• Your instructions: Retype each record below word for word. Leave the pictures out.

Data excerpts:

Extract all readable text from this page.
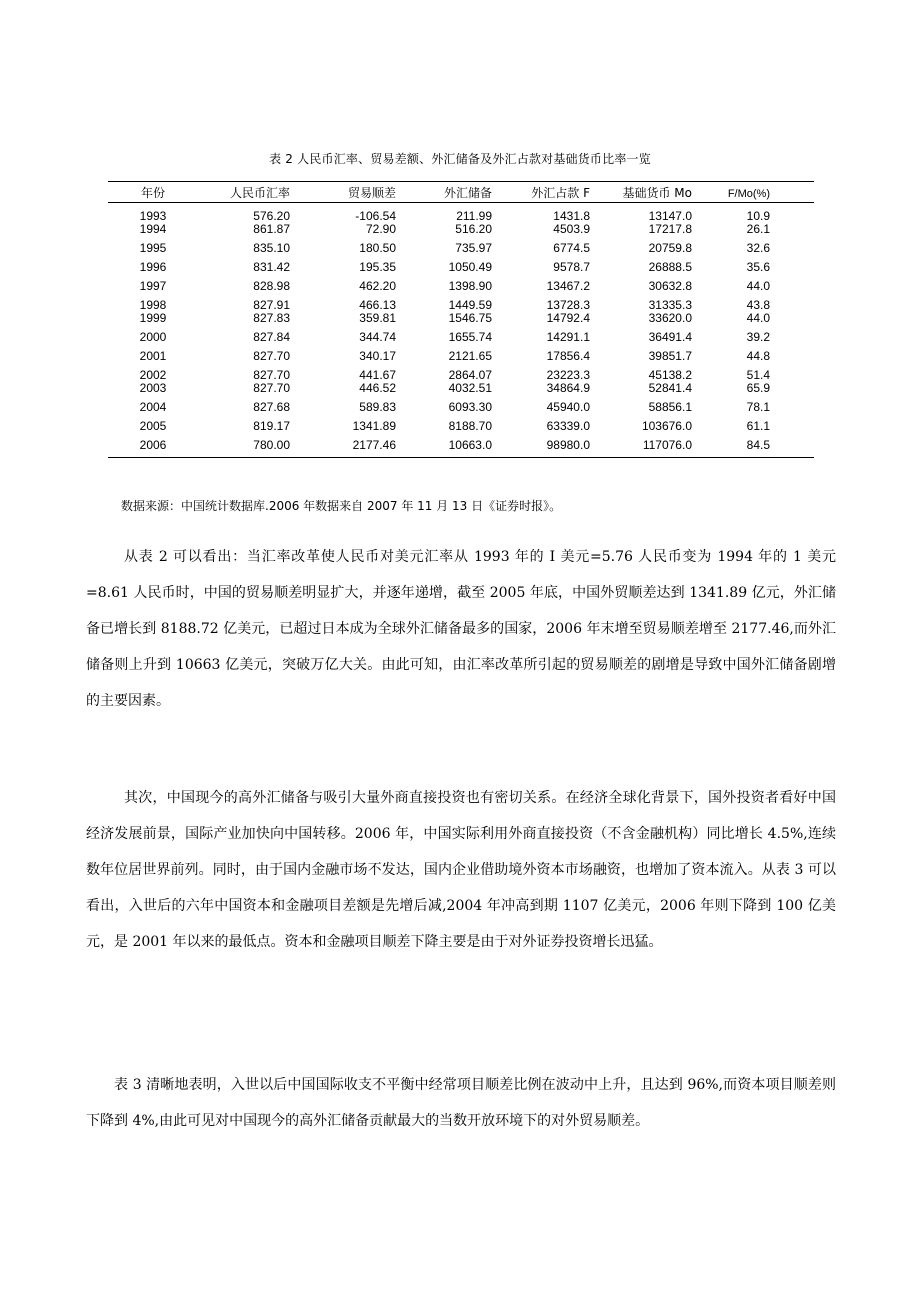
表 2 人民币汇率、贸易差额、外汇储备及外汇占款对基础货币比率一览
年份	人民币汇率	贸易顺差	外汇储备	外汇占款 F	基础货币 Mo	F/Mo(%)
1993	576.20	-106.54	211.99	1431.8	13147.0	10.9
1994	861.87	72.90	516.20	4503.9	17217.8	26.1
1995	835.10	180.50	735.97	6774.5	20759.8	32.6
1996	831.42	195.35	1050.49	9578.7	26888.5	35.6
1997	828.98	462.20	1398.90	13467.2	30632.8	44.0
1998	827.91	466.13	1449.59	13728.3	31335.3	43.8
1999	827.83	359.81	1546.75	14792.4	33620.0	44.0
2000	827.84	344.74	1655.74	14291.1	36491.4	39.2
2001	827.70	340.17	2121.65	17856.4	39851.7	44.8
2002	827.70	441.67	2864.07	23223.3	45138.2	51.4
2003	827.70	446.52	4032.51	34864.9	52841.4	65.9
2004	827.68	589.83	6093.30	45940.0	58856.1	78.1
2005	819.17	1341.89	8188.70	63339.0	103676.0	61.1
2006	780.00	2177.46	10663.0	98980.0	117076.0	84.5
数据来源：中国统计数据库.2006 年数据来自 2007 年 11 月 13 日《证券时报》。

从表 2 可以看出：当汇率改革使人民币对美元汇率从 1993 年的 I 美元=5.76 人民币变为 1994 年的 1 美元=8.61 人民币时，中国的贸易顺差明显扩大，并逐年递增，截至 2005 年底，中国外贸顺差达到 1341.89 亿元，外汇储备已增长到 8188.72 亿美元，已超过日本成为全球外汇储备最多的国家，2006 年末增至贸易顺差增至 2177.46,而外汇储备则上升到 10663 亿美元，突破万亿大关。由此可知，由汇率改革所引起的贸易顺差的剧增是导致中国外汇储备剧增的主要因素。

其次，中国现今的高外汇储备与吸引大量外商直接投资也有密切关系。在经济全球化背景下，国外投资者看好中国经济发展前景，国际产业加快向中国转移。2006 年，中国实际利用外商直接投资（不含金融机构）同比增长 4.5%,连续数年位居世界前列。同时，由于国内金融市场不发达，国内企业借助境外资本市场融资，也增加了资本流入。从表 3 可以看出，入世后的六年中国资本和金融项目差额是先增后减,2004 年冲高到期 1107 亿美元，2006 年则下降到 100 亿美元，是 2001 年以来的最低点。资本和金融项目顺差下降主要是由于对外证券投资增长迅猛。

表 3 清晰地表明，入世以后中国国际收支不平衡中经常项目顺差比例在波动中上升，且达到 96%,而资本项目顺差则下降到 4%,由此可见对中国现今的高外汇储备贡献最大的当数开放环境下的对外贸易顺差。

• Task solution:
Extract all readable text from this page.
表 2 人民币汇率、贸易差额、外汇储备及外汇占款对基础货币比率一览
年份	人民币汇率	贸易顺差	外汇储备	外汇占款 F	基础货币 Mo	F/Mo(%)
1993	576.20	-106.54	211.99	1431.8	13147.0	10.9
1994	861.87	72.90	516.20	4503.9	17217.8	26.1
1995	835.10	180.50	735.97	6774.5	20759.8	32.6
1996	831.42	195.35	1050.49	9578.7	26888.5	35.6
1997	828.98	462.20	1398.90	13467.2	30632.8	44.0
1998	827.91	466.13	1449.59	13728.3	31335.3	43.8
1999	827.83	359.81	1546.75	14792.4	33620.0	44.0
2000	827.84	344.74	1655.74	14291.1	36491.4	39.2
2001	827.70	340.17	2121.65	17856.4	39851.7	44.8
2002	827.70	441.67	2864.07	23223.3	45138.2	51.4
2003	827.70	446.52	4032.51	34864.9	52841.4	65.9
2004	827.68	589.83	6093.30	45940.0	58856.1	78.1
2005	819.17	1341.89	8188.70	63339.0	103676.0	61.1
2006	780.00	2177.46	10663.0	98980.0	117076.0	84.5
数据来源：中国统计数据库.2006 年数据来自 2007 年 11 月 13 日《证券时报》。

从表 2 可以看出：当汇率改革使人民币对美元汇率从 1993 年的 I 美元=5.76 人民币变为 1994 年的 1 美元=8.61 人民币时，中国的贸易顺差明显扩大，并逐年递增，截至 2005 年底，中国外贸顺差达到 1341.89 亿元，外汇储备已增长到 8188.72 亿美元，已超过日本成为全球外汇储备最多的国家，2006 年末增至贸易顺差增至 2177.46,而外汇储备则上升到 10663 亿美元，突破万亿大关。由此可知，由汇率改革所引起的贸易顺差的剧增是导致中国外汇储备剧增的主要因素。

其次，中国现今的高外汇储备与吸引大量外商直接投资也有密切关系。在经济全球化背景下，国外投资者看好中国经济发展前景，国际产业加快向中国转移。2006 年，中国实际利用外商直接投资（不含金融机构）同比增长 4.5%,连续数年位居世界前列。同时，由于国内金融市场不发达，国内企业借助境外资本市场融资，也增加了资本流入。从表 3 可以看出，入世后的六年中国资本和金融项目差额是先增后减,2004 年冲高到期 1107 亿美元，2006 年则下降到 100 亿美元，是 2001 年以来的最低点。资本和金融项目顺差下降主要是由于对外证券投资增长迅猛。

表 3 清晰地表明，入世以后中国国际收支不平衡中经常项目顺差比例在波动中上升，且达到 96%,而资本项目顺差则下降到 4%,由此可见对中国现今的高外汇储备贡献最大的当数开放环境下的对外贸易顺差。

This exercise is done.